Given instruction
What follows is a listing; restate every line of it word for word.

[Items from a data source]
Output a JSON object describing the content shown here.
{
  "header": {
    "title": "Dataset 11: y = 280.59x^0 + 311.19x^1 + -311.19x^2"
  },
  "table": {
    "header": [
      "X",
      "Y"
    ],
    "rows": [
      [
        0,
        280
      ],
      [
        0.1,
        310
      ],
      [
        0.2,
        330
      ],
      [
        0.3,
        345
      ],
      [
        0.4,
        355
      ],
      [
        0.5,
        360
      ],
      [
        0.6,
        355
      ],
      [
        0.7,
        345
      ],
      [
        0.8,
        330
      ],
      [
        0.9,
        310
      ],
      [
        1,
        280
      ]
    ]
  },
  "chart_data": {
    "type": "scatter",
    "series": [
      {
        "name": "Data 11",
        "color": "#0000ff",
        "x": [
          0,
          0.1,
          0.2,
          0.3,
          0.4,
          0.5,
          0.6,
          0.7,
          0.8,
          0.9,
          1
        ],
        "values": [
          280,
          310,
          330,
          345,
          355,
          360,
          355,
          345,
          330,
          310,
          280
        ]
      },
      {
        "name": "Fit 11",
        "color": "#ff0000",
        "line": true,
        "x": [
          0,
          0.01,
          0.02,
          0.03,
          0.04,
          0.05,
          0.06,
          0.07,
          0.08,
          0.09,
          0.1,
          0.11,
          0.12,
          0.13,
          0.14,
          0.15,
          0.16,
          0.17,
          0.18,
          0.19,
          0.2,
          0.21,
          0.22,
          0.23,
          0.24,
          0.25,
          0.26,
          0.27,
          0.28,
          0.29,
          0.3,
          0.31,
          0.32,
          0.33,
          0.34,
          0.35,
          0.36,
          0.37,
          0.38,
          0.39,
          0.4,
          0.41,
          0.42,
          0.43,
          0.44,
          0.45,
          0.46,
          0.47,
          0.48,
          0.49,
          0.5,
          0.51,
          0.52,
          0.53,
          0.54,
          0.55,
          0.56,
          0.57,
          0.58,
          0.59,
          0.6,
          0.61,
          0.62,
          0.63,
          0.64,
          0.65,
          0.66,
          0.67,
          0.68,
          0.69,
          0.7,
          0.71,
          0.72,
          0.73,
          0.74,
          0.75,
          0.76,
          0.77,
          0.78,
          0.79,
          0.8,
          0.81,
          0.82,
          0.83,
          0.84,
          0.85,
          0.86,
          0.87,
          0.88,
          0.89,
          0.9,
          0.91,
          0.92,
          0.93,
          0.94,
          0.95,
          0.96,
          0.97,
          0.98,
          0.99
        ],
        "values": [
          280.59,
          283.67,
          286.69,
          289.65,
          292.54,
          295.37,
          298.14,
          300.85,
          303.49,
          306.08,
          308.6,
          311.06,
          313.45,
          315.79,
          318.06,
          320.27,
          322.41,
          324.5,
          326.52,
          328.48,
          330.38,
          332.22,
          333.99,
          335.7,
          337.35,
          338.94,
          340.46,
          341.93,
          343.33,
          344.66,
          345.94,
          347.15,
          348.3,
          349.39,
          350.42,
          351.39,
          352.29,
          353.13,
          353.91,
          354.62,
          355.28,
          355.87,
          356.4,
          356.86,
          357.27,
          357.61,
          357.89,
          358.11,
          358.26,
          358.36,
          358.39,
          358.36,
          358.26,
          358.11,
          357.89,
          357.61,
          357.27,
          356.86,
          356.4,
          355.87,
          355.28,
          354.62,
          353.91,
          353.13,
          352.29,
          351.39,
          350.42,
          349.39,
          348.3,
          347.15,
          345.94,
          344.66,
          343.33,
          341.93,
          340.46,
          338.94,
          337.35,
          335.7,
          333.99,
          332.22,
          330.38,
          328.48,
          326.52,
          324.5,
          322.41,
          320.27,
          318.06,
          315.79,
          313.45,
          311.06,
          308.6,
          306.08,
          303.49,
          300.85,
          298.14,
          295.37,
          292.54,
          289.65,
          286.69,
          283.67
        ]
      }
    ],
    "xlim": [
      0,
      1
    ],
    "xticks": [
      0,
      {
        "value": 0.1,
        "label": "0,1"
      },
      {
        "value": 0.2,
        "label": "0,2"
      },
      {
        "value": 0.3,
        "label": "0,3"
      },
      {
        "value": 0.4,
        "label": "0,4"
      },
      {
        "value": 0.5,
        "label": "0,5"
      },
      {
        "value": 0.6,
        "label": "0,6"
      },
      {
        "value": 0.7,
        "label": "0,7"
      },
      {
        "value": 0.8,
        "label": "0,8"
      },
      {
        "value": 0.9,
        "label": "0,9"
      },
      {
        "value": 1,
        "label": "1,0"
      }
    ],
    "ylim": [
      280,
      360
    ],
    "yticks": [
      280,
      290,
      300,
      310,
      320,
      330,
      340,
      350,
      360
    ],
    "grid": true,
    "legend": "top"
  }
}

Answer to the task
Output a JSON object describing the content shown here.
{
  "header": {
    "title": "Dataset 11: y = 280.59x^0 + 311.19x^1 + -311.19x^2"
  },
  "table": {
    "header": [
      "X",
      "Y"
    ],
    "rows": [
      [
        0,
        280
      ],
      [
        0.1,
        310
      ],
      [
        0.2,
        330
      ],
      [
        0.3,
        345
      ],
      [
        0.4,
        355
      ],
      [
        0.5,
        360
      ],
      [
        0.6,
        355
      ],
      [
        0.7,
        345
      ],
      [
        0.8,
        330
      ],
      [
        0.9,
        310
      ],
      [
        1,
        280
      ]
    ]
  },
  "chart_data": {
    "type": "scatter",
    "series": [
      {
        "name": "Data 11",
        "color": "#0000ff",
        "x": [
          0,
          0.1,
          0.2,
          0.3,
          0.4,
          0.5,
          0.6,
          0.7,
          0.8,
          0.9,
          1
        ],
        "values": [
          280,
          310,
          330,
          345,
          355,
          360,
          355,
          345,
          330,
          310,
          280
        ]
      },
      {
        "name": "Fit 11",
        "color": "#ff0000",
        "line": true,
        "x": [
          0,
          0.01,
          0.02,
          0.03,
          0.04,
          0.05,
          0.06,
          0.07,
          0.08,
          0.09,
          0.1,
          0.11,
          0.12,
          0.13,
          0.14,
          0.15,
          0.16,
          0.17,
          0.18,
          0.19,
          0.2,
          0.21,
          0.22,
          0.23,
          0.24,
          0.25,
          0.26,
          0.27,
          0.28,
          0.29,
          0.3,
          0.31,
          0.32,
          0.33,
          0.34,
          0.35,
          0.36,
          0.37,
          0.38,
          0.39,
          0.4,
          0.41,
          0.42,
          0.43,
          0.44,
          0.45,
          0.46,
          0.47,
          0.48,
          0.49,
          0.5,
          0.51,
          0.52,
          0.53,
          0.54,
          0.55,
          0.56,
          0.57,
          0.58,
          0.59,
          0.6,
          0.61,
          0.62,
          0.63,
          0.64,
          0.65,
          0.66,
          0.67,
          0.68,
          0.69,
          0.7,
          0.71,
          0.72,
          0.73,
          0.74,
          0.75,
          0.76,
          0.77,
          0.78,
          0.79,
          0.8,
          0.81,
          0.82,
          0.83,
          0.84,
          0.85,
          0.86,
          0.87,
          0.88,
          0.89,
          0.9,
          0.91,
          0.92,
          0.93,
          0.94,
          0.95,
          0.96,
          0.97,
          0.98,
          0.99
        ],
        "values": [
          280.59,
          283.67,
          286.69,
          289.65,
          292.54,
          295.37,
          298.14,
          300.85,
          303.49,
          306.08,
          308.6,
          311.06,
          313.45,
          315.79,
          318.06,
          320.27,
          322.41,
          324.5,
          326.52,
          328.48,
          330.38,
          332.22,
          333.99,
          335.7,
          337.35,
          338.94,
          340.46,
          341.93,
          343.33,
          344.66,
          345.94,
          347.15,
          348.3,
          349.39,
          350.42,
          351.39,
          352.29,
          353.13,
          353.91,
          354.62,
          355.28,
          355.87,
          356.4,
          356.86,
          357.27,
          357.61,
          357.89,
          358.11,
          358.26,
          358.36,
          358.39,
          358.36,
          358.26,
          358.11,
          357.89,
          357.61,
          357.27,
          356.86,
          356.4,
          355.87,
          355.28,
          354.62,
          353.91,
          353.13,
          352.29,
          351.39,
          350.42,
          349.39,
          348.3,
          347.15,
          345.94,
          344.66,
          343.33,
          341.93,
          340.46,
          338.94,
          337.35,
          335.7,
          333.99,
          332.22,
          330.38,
          328.48,
          326.52,
          324.5,
          322.41,
          320.27,
          318.06,
          315.79,
          313.45,
          311.06,
          308.6,
          306.08,
          303.49,
          300.85,
          298.14,
          295.37,
          292.54,
          289.65,
          286.69,
          283.67
        ]
      }
    ],
    "xlim": [
      0,
      1
    ],
    "xticks": [
      0,
      {
        "value": 0.1,
        "label": "0,1"
      },
      {
        "value": 0.2,
        "label": "0,2"
      },
      {
        "value": 0.3,
        "label": "0,3"
      },
      {
        "value": 0.4,
        "label": "0,4"
      },
      {
        "value": 0.5,
        "label": "0,5"
      },
      {
        "value": 0.6,
        "label": "0,6"
      },
      {
        "value": 0.7,
        "label": "0,7"
      },
      {
        "value": 0.8,
        "label": "0,8"
      },
      {
        "value": 0.9,
        "label": "0,9"
      },
      {
        "value": 1,
        "label": "1,0"
      }
    ],
    "ylim": [
      280,
      360
    ],
    "yticks": [
      280,
      290,
      300,
      310,
      320,
      330,
      340,
      350,
      360
    ],
    "grid": true,
    "legend": "top"
  }
}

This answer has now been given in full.